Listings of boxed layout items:
******
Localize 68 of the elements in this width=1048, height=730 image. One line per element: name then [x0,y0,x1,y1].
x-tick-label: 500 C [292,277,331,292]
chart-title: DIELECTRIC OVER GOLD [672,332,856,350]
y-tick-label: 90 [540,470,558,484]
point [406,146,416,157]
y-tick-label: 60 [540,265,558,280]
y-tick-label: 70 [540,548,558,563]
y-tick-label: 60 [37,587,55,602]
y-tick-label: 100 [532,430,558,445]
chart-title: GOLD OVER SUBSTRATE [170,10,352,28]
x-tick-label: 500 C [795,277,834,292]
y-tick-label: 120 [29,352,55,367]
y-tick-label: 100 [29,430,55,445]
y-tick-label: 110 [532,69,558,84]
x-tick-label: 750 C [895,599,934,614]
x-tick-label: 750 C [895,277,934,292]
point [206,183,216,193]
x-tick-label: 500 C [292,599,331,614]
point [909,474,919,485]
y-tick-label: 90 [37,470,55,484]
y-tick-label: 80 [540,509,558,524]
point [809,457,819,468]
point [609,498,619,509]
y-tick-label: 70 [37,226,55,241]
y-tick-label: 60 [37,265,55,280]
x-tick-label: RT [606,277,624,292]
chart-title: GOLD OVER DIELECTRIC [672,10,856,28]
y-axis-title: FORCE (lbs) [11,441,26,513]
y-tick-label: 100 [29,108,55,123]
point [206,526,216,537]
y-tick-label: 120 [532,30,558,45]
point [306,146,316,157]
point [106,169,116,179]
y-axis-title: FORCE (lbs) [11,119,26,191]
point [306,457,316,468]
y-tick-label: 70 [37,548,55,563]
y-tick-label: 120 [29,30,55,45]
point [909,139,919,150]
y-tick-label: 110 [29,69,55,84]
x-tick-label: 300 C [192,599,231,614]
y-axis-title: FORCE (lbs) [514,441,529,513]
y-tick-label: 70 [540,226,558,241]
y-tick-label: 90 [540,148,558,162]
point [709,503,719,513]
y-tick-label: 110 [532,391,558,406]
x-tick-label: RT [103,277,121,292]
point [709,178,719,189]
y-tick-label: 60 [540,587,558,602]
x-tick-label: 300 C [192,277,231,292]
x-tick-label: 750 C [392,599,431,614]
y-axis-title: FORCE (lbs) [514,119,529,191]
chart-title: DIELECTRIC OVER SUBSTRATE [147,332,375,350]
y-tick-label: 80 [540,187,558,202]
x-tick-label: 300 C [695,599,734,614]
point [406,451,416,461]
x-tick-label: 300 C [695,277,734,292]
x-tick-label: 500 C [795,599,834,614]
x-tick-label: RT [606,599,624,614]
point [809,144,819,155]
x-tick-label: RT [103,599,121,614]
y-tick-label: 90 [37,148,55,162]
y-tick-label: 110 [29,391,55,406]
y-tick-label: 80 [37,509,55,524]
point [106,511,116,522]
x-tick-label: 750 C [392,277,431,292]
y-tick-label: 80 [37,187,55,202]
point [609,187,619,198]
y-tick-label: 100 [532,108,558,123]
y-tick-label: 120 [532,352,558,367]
******
PROBLEM DETAILS: Update everything from the first row down to the line containing "x-tick-label: RT [606,277,624,292]", replacing each "chart-title" with "panel-title" and leaving all else unchanged.

ANSWER FOR THIS EXERCISE:
Localize 68 of the elements in this width=1048, height=730 image. One line per element: name then [x0,y0,x1,y1].
x-tick-label: 500 C [292,277,331,292]
panel-title: DIELECTRIC OVER GOLD [672,332,856,350]
y-tick-label: 90 [540,470,558,484]
point [406,146,416,157]
y-tick-label: 60 [540,265,558,280]
y-tick-label: 70 [540,548,558,563]
y-tick-label: 60 [37,587,55,602]
y-tick-label: 100 [532,430,558,445]
panel-title: GOLD OVER SUBSTRATE [170,10,352,28]
x-tick-label: 500 C [795,277,834,292]
y-tick-label: 120 [29,352,55,367]
y-tick-label: 100 [29,430,55,445]
y-tick-label: 110 [532,69,558,84]
x-tick-label: 750 C [895,599,934,614]
x-tick-label: 750 C [895,277,934,292]
point [206,183,216,193]
x-tick-label: 500 C [292,599,331,614]
point [909,474,919,485]
y-tick-label: 90 [37,470,55,484]
y-tick-label: 80 [540,509,558,524]
point [809,457,819,468]
point [609,498,619,509]
y-tick-label: 70 [37,226,55,241]
y-tick-label: 60 [37,265,55,280]
x-tick-label: RT [606,277,624,292]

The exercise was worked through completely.